>> Start TEXT

No/Limited reclass is also a problem, just see Seth. Because of his base and the class having 8 moves. Franz, Forde and Kyle all wants to be Paladin, and everyone else is shafted. ESPECIALLY the ones that doesn't promote into a horse class (Rip Joshua). Same thing with Sigurd in FE4, the infamous horse emblem. No/Limited Reclassing makes units too different where weak units will NEVER catch up. Funny you mention Engage Anna too because true optimization actually puts a tie between Mage Knight/Sage/Warrior. The consensus is that because early second seal is so hard to come-by, even if Anna stays in the Warrior class line, she can still contribute a lot with the radiant bow instead of using the resource. She can one round a lot of the abundant fliers in Engage with little investment. There really isn't much of an "Elegant" solution to this. But I always advocate for more agency and choices on the player. If you want to give everyone their default class, that's one way to play. If you want to meta game the system and go full wyvern, that's also a way to play. There are no "Right" way to play except for the way to play which is most fun for you. And what makes a unit feel unique will fall to their design, story, support and paratext. Which I think is fine? When I think about my favourite units, I don't tend to remember "ahhh yes, Lute the mediocre mage knight". I remember "Lute the prodigal sorcerer" or "Hana the serious retainer".

>> End TEXT

**EXERCISE A**
In the text on reclassing, which three classes does true optimization put in a tie for Engage Anna?
**EXERCISE B**
Carry on the text about Fire Emblem reclassing from the point where it ends.

>> Start DATASET EXCERPT

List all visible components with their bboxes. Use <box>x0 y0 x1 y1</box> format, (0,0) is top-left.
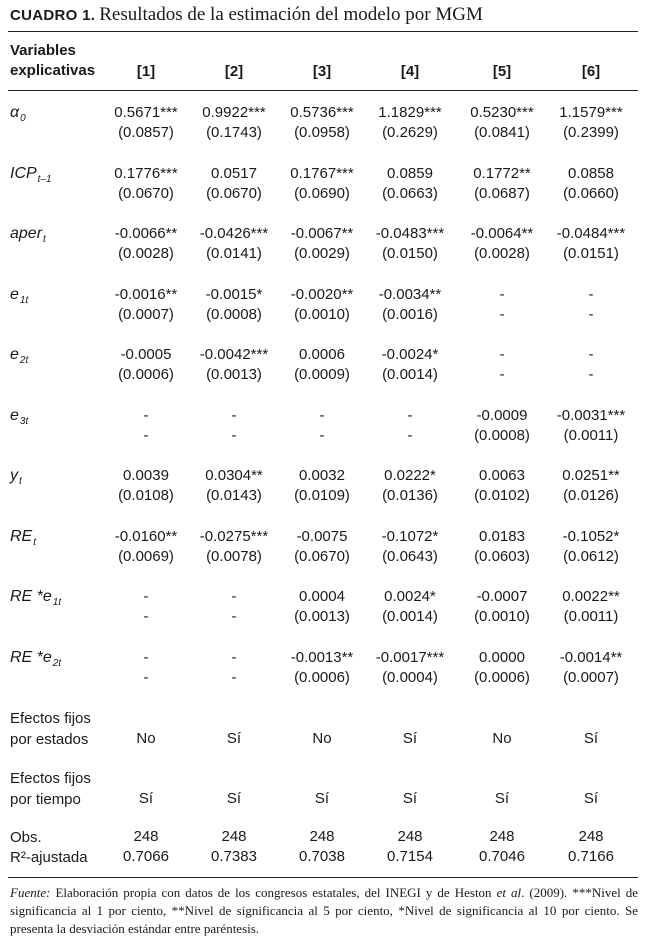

>> End DATASET EXCERPT

**WRITTEN REPLY A**
Mage Knight, Sage and Warrior.

**WRITTEN REPLY B**
I don't remember Lute the Magic Knight because she generally go Sage to take advantage of that sweet Mag growth. FE8 is an intersection example, because there's a reason General Amelia is the meta. You could have yet another Paladin that fails to reach Seth, or you could have an actually fun, unique unit, that does something no one else can. Sure, it's not something great, but the game is easy enough to allow this kind of experimentation. FE8 also offers a potentially interesting class choice with Gerik that gets the choice between 1-2 range or movement during its promotion. In practice, it's not as interesting, but I'd like reclassing to offer actual tactical choice
@@shytendeakatamanoir9740 Growth really don't matter in FE8, especially because Lute won't cap levels if you're using Seth optimally, and promoting Lute at 10. The extra 5 magic CAP is overkill compared to the extra move that MK provides (that you also get as soon as you class change instead of having to rely on level ups). Lute will have trouble keeping up with the Paladin squad if you don't promote her into mage knight. Her best role is to be a staff/2 range cavalry support for Seth. Also General Amelia isn't the meta because Amelia isn't meta. But even if we're strictly speaking the "best" build for Amelia. Paladin is still leagues better than general. Because 8 moves is just SO MUCH better than 5. General Amelia will never reach the frontline when the Paladin squad is gonna just clear everything. And this is a great point as to WHY reclassing, especially more available reclassing exist. No unit, except Amelia has this option to become General or Paladin, and this choice of meta vs fun is only locked to Amelia. But it doesn't have to be. If people want to have fun then I say let everyone be a general, if they wanna meta then let everyone be a paladin. Reclassing does NOT change how you play. If you don't want to reclass, you don't have to reclass. Let players decide what works for them.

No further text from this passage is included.